**INFORMATION GIVEN:**
+---+

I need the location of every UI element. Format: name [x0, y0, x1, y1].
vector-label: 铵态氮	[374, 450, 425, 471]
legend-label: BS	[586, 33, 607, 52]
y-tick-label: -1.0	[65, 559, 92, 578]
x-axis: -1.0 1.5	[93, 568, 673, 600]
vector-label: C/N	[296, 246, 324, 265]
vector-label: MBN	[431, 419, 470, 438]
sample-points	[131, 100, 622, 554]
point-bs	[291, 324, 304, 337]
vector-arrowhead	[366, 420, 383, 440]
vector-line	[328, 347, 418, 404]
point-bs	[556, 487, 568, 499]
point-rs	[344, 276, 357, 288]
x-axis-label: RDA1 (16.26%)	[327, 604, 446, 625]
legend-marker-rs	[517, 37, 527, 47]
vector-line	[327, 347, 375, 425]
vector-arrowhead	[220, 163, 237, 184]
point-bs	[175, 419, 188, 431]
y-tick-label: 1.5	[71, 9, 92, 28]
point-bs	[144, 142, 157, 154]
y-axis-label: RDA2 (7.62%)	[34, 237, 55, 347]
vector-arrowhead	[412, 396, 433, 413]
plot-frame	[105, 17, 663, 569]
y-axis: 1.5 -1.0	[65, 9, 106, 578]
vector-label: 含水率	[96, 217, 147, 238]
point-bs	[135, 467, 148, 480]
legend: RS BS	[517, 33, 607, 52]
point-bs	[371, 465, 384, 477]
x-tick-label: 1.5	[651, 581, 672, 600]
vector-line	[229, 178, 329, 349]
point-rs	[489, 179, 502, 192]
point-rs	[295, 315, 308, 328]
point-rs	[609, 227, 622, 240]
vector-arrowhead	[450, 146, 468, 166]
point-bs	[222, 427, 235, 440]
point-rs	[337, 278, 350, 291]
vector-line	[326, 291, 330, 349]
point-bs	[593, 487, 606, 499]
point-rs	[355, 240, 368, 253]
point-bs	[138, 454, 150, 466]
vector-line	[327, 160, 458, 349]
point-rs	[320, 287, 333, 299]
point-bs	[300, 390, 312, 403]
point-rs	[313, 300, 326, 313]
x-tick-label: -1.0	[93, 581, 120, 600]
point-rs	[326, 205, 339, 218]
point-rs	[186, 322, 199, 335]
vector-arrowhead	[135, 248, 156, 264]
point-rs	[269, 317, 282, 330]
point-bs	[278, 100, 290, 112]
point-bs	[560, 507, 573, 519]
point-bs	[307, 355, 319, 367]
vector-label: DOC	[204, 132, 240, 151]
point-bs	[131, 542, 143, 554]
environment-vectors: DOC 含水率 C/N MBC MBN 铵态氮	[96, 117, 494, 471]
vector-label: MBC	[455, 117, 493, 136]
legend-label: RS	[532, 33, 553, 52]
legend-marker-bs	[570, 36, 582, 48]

+---+

**TO BE DONE:** Reproduce every line of the records above verbatim, without changing a single character.

**SOLVED EXERCISE:**
I need the location of every UI element. Format: name [x0, y0, x1, y1].
vector-label: 铵态氮	[374, 450, 425, 471]
legend-label: BS	[586, 33, 607, 52]
y-tick-label: -1.0	[65, 559, 92, 578]
x-axis: -1.0 1.5	[93, 568, 673, 600]
vector-label: C/N	[296, 246, 324, 265]
vector-label: MBN	[431, 419, 470, 438]
sample-points	[131, 100, 622, 554]
point-bs	[291, 324, 304, 337]
vector-arrowhead	[366, 420, 383, 440]
vector-line	[328, 347, 418, 404]
point-bs	[556, 487, 568, 499]
point-rs	[344, 276, 357, 288]
x-axis-label: RDA1 (16.26%)	[327, 604, 446, 625]
legend-marker-rs	[517, 37, 527, 47]
vector-line	[327, 347, 375, 425]
vector-arrowhead	[220, 163, 237, 184]
point-bs	[175, 419, 188, 431]
y-tick-label: 1.5	[71, 9, 92, 28]
point-bs	[144, 142, 157, 154]
y-axis-label: RDA2 (7.62%)	[34, 237, 55, 347]
vector-arrowhead	[412, 396, 433, 413]
plot-frame	[105, 17, 663, 569]
y-axis: 1.5 -1.0	[65, 9, 106, 578]
vector-label: 含水率	[96, 217, 147, 238]
point-bs	[135, 467, 148, 480]
legend: RS BS	[517, 33, 607, 52]
point-bs	[371, 465, 384, 477]
x-tick-label: 1.5	[651, 581, 672, 600]
vector-line	[229, 178, 329, 349]
point-rs	[489, 179, 502, 192]
point-rs	[295, 315, 308, 328]
point-rs	[609, 227, 622, 240]
vector-arrowhead	[450, 146, 468, 166]
point-bs	[222, 427, 235, 440]
point-rs	[337, 278, 350, 291]
vector-line	[326, 291, 330, 349]
point-bs	[593, 487, 606, 499]
point-rs	[355, 240, 368, 253]
point-bs	[138, 454, 150, 466]
vector-line	[327, 160, 458, 349]
point-rs	[320, 287, 333, 299]
point-bs	[300, 390, 312, 403]
point-rs	[313, 300, 326, 313]
x-tick-label: -1.0	[93, 581, 120, 600]
point-rs	[326, 205, 339, 218]
point-rs	[186, 322, 199, 335]
vector-arrowhead	[135, 248, 156, 264]
point-rs	[269, 317, 282, 330]
point-bs	[278, 100, 290, 112]
point-bs	[560, 507, 573, 519]
point-bs	[307, 355, 319, 367]
vector-label: DOC	[204, 132, 240, 151]
point-bs	[131, 542, 143, 554]
environment-vectors: DOC 含水率 C/N MBC MBN 铵态氮	[96, 117, 494, 471]
vector-label: MBC	[455, 117, 493, 136]
legend-label: RS	[532, 33, 553, 52]
legend-marker-bs	[570, 36, 582, 48]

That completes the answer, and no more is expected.